• [DIRECTION]: Copy every line from the records below that holds the word "type".

Source records:

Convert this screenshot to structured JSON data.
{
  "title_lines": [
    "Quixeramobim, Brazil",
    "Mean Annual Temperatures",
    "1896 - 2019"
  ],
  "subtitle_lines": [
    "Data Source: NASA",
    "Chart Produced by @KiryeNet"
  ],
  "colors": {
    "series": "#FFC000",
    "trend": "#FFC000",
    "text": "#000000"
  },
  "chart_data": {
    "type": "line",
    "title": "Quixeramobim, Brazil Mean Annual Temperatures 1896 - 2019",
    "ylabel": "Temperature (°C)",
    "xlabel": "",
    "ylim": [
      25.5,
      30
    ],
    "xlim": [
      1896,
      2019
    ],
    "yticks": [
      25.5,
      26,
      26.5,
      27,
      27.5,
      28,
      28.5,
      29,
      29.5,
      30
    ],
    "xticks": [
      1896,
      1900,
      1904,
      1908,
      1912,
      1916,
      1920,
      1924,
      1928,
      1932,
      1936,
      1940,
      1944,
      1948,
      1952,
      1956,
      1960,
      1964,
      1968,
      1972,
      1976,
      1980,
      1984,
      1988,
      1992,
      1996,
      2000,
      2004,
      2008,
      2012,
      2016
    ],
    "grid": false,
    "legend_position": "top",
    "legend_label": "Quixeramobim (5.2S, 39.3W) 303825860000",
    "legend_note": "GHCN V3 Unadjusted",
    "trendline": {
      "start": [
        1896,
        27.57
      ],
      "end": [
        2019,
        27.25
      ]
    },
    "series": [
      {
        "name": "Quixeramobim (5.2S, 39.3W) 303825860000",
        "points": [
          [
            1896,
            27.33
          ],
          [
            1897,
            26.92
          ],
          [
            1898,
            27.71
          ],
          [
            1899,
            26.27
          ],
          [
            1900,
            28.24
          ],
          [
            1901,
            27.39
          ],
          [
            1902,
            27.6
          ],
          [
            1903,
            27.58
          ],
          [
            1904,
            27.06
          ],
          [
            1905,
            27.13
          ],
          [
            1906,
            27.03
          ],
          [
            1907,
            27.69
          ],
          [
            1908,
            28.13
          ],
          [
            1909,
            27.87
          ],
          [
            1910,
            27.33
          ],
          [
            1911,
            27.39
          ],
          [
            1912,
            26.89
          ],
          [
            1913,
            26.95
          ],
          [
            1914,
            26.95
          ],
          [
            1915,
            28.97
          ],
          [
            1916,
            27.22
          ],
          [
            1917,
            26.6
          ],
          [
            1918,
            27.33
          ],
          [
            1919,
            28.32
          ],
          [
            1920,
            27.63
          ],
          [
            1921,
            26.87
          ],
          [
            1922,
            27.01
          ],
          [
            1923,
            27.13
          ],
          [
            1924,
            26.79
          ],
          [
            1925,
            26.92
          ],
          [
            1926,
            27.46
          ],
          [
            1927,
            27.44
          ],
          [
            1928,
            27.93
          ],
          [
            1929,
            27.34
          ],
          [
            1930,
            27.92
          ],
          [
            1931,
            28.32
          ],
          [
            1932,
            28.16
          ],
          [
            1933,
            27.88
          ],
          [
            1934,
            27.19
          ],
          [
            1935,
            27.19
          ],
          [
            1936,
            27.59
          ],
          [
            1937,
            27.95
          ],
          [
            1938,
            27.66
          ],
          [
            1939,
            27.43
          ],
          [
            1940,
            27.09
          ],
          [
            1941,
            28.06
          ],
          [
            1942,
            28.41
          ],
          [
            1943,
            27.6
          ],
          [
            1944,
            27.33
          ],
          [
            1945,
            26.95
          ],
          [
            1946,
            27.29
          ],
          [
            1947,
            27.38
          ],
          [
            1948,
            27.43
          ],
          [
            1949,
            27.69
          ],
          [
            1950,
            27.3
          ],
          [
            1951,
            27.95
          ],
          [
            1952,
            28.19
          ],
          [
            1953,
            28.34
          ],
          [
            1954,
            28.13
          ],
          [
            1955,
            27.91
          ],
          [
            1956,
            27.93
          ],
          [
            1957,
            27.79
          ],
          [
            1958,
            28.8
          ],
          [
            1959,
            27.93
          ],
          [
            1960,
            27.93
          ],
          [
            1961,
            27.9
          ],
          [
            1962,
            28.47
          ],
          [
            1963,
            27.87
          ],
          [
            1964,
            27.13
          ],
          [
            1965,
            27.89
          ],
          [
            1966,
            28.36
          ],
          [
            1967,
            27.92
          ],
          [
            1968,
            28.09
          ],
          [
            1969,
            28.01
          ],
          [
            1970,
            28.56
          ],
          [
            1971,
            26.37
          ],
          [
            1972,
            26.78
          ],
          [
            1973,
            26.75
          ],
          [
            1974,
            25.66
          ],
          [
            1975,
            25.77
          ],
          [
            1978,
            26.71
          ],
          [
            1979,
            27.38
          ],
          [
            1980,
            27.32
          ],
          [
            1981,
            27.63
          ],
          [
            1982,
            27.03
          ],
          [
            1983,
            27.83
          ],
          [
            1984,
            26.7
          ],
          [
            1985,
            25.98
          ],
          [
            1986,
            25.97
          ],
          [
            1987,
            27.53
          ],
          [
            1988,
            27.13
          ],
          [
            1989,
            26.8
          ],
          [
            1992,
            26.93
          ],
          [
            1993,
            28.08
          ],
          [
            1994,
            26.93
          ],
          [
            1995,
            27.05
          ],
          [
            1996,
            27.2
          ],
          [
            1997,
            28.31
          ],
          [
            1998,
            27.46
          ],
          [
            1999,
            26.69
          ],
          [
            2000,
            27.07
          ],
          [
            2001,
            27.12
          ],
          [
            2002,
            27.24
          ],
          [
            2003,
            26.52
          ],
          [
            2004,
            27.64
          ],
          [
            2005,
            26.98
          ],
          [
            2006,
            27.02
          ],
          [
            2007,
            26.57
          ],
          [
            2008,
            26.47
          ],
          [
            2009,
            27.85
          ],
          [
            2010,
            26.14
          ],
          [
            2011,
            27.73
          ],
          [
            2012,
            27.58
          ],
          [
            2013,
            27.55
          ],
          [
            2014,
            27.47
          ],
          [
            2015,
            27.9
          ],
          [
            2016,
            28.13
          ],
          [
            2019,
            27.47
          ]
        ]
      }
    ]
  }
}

==

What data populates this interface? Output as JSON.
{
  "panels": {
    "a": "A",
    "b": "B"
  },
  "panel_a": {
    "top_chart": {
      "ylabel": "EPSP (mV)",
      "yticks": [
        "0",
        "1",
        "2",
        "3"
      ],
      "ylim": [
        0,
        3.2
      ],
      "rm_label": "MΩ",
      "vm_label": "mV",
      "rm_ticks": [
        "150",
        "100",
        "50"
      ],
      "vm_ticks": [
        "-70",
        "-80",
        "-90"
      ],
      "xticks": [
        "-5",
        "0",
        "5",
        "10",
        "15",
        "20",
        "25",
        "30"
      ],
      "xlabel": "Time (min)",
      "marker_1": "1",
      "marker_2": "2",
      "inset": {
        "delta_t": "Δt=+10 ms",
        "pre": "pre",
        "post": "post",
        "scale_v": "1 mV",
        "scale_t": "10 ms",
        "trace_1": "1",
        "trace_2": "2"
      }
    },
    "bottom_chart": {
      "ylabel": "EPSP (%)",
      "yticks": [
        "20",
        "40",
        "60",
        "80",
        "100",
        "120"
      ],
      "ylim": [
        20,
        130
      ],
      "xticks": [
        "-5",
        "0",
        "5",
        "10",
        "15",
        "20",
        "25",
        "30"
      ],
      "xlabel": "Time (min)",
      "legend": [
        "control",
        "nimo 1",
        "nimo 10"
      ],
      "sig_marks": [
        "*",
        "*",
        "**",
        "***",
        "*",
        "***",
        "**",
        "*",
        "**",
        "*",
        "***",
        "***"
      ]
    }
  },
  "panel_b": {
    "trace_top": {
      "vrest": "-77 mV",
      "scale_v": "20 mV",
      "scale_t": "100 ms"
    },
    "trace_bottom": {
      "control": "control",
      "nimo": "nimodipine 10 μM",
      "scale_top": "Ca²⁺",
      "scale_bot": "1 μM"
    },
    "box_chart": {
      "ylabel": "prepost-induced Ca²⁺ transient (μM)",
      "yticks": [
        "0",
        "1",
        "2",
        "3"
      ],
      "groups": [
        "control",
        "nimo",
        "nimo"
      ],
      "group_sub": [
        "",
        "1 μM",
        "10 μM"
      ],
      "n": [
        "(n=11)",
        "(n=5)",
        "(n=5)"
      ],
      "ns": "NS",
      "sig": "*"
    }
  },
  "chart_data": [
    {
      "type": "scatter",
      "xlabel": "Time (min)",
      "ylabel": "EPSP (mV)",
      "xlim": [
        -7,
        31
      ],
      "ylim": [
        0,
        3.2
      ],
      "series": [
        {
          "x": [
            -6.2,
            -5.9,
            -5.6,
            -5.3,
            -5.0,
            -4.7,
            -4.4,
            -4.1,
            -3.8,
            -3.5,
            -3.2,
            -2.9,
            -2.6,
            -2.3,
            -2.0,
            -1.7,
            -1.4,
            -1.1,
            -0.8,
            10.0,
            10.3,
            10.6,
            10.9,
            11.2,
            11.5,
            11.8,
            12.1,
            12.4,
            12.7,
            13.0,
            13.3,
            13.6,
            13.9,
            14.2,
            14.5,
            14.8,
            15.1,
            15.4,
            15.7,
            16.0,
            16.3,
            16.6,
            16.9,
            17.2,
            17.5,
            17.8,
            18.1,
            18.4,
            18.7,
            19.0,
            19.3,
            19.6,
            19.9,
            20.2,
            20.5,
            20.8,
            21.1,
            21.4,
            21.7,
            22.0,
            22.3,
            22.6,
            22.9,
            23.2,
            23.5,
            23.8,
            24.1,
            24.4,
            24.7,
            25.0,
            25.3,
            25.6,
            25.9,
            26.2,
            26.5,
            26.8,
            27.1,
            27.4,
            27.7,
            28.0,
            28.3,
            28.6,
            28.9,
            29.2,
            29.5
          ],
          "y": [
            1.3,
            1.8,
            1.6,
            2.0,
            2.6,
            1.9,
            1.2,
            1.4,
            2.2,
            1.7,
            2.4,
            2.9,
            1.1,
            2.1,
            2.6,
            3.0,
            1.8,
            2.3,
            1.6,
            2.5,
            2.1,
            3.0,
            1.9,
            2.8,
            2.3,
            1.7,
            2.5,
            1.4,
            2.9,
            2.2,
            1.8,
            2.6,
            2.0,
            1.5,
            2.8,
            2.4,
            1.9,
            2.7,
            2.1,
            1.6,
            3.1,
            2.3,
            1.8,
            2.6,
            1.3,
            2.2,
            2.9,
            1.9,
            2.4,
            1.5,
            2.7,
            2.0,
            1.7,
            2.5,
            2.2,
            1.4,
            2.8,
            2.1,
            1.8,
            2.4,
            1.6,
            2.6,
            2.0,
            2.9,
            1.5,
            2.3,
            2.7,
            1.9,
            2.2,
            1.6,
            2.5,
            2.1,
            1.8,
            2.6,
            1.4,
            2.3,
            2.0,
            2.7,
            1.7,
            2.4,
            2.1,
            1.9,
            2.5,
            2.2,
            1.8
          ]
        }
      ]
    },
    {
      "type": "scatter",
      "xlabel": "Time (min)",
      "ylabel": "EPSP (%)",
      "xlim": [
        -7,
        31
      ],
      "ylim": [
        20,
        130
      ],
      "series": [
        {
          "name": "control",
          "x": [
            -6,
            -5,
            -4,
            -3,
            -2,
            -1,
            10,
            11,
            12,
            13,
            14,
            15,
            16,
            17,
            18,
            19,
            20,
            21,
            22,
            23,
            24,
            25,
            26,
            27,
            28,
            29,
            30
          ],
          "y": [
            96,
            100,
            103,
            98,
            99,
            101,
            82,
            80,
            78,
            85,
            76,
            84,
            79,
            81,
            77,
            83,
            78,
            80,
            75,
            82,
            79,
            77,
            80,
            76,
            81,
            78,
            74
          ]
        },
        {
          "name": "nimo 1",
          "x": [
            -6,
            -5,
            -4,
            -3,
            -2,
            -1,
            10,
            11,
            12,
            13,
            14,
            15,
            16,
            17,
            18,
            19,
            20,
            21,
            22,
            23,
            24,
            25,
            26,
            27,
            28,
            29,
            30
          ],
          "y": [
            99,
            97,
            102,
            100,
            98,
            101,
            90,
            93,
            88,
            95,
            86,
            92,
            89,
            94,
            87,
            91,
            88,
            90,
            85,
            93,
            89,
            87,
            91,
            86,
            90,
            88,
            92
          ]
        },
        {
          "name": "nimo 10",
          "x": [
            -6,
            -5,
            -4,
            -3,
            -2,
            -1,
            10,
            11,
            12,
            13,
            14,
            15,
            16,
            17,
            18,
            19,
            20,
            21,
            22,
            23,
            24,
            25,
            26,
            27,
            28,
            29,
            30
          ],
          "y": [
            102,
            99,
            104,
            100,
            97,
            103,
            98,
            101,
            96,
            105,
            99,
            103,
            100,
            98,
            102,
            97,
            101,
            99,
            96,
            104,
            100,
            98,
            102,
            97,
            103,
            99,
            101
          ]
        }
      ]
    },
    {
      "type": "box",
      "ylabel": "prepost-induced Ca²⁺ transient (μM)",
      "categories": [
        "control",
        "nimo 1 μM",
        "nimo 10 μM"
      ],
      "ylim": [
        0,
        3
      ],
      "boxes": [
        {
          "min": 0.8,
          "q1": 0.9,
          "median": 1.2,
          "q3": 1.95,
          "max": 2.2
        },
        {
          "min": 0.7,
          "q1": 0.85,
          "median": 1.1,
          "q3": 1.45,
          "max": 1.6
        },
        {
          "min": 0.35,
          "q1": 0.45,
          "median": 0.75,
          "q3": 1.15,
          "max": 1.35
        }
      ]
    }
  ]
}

• [ANSWER]:
    "type": "line",
      "type": "scatter",
      "type": "scatter",
      "type": "box",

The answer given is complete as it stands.